Requirement — Below are the entries; state how many of their lines contain the string "address", and nothing more.

-----

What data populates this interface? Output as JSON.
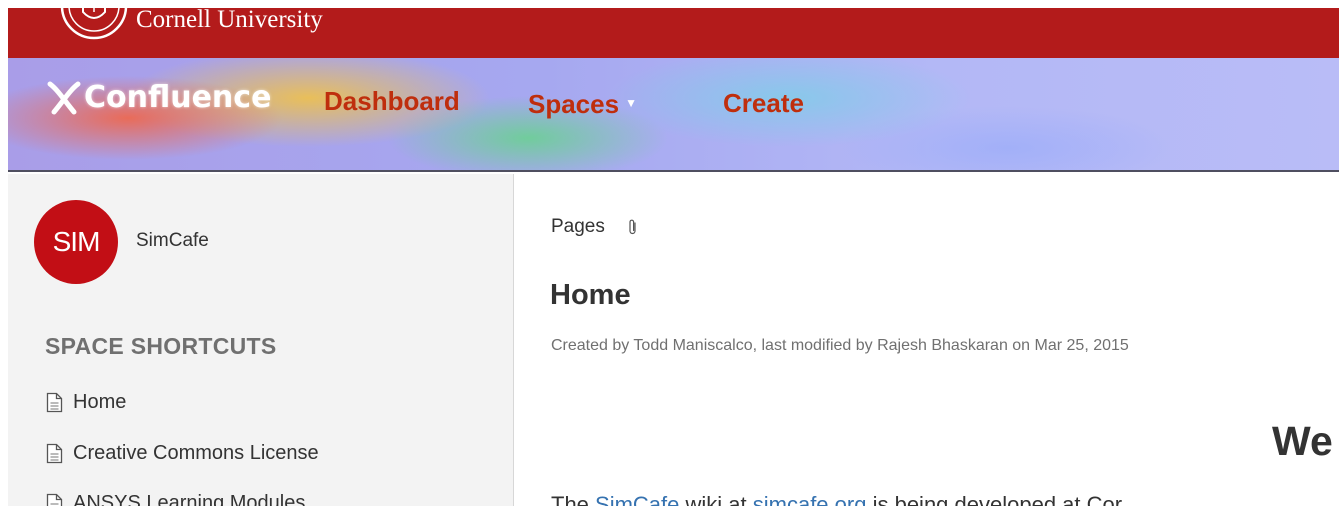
{
  "cornell": {
    "name": "Cornell University",
    "brand_color": "#b31b1b"
  },
  "nav": {
    "logo_text": "Confluence",
    "items": [
      {
        "label": "Dashboard"
      },
      {
        "label": "Spaces"
      },
      {
        "label": "Create"
      }
    ],
    "link_color": "#bf2e0d"
  },
  "sidebar": {
    "space_avatar": "SIM",
    "space_name": "SimCafe",
    "shortcuts_heading": "SPACE SHORTCUTS",
    "shortcuts": [
      {
        "label": "Home",
        "icon": "page-icon"
      },
      {
        "label": "Creative Commons License",
        "icon": "page-icon"
      },
      {
        "label": "ANSYS Learning Modules",
        "icon": "page-icon"
      }
    ]
  },
  "page": {
    "breadcrumb": "Pages",
    "title": "Home",
    "meta": "Created by Todd Maniscalco, last modified by Rajesh Bhaskaran on Mar 25, 2015",
    "heading_partial": "We",
    "body_partial": {
      "t1": "The ",
      "link1": "SimCafe",
      "t2": " wiki at ",
      "link2": "simcafe.org",
      "t3": " is being developed at Cor"
    },
    "link_color": "#3572b0"
  }
}
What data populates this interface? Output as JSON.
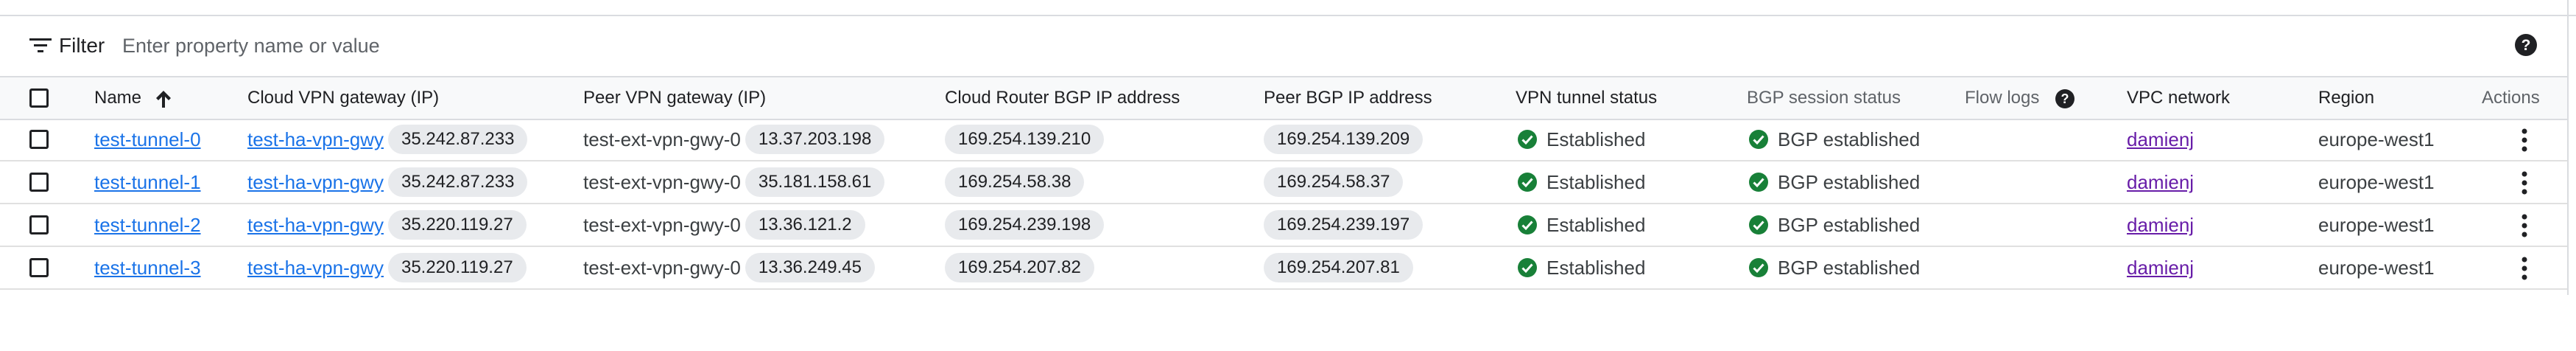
{
  "filter": {
    "label": "Filter",
    "placeholder": "Enter property name or value"
  },
  "columns": {
    "name": "Name",
    "cloud_vpn_gateway": "Cloud VPN gateway (IP)",
    "peer_vpn_gateway": "Peer VPN gateway (IP)",
    "cloud_router_bgp_ip": "Cloud Router BGP IP address",
    "peer_bgp_ip": "Peer BGP IP address",
    "vpn_tunnel_status": "VPN tunnel status",
    "bgp_session_status": "BGP session status",
    "flow_logs": "Flow logs",
    "vpc_network": "VPC network",
    "region": "Region",
    "actions": "Actions"
  },
  "sort": {
    "column": "Name",
    "direction": "ascending"
  },
  "icons": {
    "filter": "filter-icon",
    "help": "help-icon",
    "sort": "arrow-up-icon",
    "status": "check-circle-icon",
    "actions": "more-vert-icon"
  },
  "colors": {
    "link": "#1a73e8",
    "visited_link": "#681da8",
    "status_ok": "#188038",
    "chip_bg": "#e8eaed",
    "header_bg": "#f8f9fa"
  },
  "rows": [
    {
      "name": "test-tunnel-0",
      "cloud_gateway": "test-ha-vpn-gwy",
      "cloud_gateway_ip": "35.242.87.233",
      "peer_gateway": "test-ext-vpn-gwy-0",
      "peer_gateway_ip": "13.37.203.198",
      "cloud_router_bgp_ip": "169.254.139.210",
      "peer_bgp_ip": "169.254.139.209",
      "tunnel_status": "Established",
      "bgp_status": "BGP established",
      "vpc_network": "damienj",
      "region": "europe-west1"
    },
    {
      "name": "test-tunnel-1",
      "cloud_gateway": "test-ha-vpn-gwy",
      "cloud_gateway_ip": "35.242.87.233",
      "peer_gateway": "test-ext-vpn-gwy-0",
      "peer_gateway_ip": "35.181.158.61",
      "cloud_router_bgp_ip": "169.254.58.38",
      "peer_bgp_ip": "169.254.58.37",
      "tunnel_status": "Established",
      "bgp_status": "BGP established",
      "vpc_network": "damienj",
      "region": "europe-west1"
    },
    {
      "name": "test-tunnel-2",
      "cloud_gateway": "test-ha-vpn-gwy",
      "cloud_gateway_ip": "35.220.119.27",
      "peer_gateway": "test-ext-vpn-gwy-0",
      "peer_gateway_ip": "13.36.121.2",
      "cloud_router_bgp_ip": "169.254.239.198",
      "peer_bgp_ip": "169.254.239.197",
      "tunnel_status": "Established",
      "bgp_status": "BGP established",
      "vpc_network": "damienj",
      "region": "europe-west1"
    },
    {
      "name": "test-tunnel-3",
      "cloud_gateway": "test-ha-vpn-gwy",
      "cloud_gateway_ip": "35.220.119.27",
      "peer_gateway": "test-ext-vpn-gwy-0",
      "peer_gateway_ip": "13.36.249.45",
      "cloud_router_bgp_ip": "169.254.207.82",
      "peer_bgp_ip": "169.254.207.81",
      "tunnel_status": "Established",
      "bgp_status": "BGP established",
      "vpc_network": "damienj",
      "region": "europe-west1"
    }
  ]
}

-----

Result — 2